**What is needed**
Report the count of lines below that include "экономическому", without any other text.

══════════

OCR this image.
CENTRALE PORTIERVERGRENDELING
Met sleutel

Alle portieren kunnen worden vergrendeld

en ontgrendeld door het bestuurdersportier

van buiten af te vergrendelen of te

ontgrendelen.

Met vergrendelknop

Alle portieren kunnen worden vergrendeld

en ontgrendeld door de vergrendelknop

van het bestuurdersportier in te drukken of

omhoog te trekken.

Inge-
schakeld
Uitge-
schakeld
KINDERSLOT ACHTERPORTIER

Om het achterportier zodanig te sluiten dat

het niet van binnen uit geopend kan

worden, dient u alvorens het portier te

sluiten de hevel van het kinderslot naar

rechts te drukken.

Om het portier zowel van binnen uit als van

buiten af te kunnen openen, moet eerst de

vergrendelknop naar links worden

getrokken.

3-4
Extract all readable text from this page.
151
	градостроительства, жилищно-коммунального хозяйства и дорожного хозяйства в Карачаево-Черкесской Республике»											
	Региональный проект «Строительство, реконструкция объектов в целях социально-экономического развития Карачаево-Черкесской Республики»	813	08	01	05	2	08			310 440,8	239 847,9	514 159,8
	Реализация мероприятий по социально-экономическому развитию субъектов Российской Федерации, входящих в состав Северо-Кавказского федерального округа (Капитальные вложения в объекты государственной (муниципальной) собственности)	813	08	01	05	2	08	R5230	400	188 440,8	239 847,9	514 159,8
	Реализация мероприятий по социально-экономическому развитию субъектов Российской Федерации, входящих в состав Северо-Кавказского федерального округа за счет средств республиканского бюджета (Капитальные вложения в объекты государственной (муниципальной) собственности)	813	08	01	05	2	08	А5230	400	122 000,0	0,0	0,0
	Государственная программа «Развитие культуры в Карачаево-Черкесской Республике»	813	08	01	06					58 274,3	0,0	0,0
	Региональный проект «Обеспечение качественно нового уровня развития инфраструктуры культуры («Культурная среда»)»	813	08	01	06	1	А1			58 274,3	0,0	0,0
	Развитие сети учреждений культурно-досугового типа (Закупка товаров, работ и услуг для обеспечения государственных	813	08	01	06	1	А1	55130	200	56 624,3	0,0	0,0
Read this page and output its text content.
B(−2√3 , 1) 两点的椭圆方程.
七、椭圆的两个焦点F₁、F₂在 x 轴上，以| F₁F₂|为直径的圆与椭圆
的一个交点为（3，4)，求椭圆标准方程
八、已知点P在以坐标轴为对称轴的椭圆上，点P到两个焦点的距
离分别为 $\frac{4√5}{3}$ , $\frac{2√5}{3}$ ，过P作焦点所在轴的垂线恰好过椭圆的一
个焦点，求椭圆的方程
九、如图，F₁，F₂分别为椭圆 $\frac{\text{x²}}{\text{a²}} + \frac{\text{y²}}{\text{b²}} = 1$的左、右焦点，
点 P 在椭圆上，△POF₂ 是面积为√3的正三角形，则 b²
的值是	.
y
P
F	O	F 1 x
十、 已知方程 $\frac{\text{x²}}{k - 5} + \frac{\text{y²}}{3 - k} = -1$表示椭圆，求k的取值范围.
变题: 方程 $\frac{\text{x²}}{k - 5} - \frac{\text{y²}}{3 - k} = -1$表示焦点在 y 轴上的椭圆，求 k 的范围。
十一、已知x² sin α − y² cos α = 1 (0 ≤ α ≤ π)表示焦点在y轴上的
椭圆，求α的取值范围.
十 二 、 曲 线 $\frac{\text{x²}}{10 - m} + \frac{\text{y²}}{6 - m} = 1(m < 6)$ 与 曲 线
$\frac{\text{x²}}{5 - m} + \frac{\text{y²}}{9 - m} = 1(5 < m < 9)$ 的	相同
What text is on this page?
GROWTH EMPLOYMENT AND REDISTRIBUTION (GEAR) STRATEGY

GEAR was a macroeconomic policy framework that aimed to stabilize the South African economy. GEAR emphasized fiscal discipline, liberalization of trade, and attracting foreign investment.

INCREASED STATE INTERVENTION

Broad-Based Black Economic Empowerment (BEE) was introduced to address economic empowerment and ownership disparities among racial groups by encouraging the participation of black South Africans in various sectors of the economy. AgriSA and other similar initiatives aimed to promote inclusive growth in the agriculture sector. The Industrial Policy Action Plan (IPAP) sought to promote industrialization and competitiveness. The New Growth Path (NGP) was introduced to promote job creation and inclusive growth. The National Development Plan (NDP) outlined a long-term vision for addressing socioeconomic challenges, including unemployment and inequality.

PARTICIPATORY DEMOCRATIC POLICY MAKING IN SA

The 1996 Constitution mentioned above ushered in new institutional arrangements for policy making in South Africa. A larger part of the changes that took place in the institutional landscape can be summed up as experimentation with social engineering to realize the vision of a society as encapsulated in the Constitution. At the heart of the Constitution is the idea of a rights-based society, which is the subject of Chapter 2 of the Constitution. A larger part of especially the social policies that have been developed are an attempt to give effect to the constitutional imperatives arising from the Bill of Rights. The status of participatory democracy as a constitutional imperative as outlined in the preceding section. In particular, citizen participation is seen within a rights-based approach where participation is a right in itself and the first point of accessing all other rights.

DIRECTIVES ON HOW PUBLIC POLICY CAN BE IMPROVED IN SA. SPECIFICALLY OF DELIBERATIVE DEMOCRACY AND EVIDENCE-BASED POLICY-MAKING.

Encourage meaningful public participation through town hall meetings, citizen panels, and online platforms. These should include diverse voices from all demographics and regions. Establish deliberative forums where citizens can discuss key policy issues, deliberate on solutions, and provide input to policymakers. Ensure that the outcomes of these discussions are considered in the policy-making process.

══════════

**Response to the exercise**
2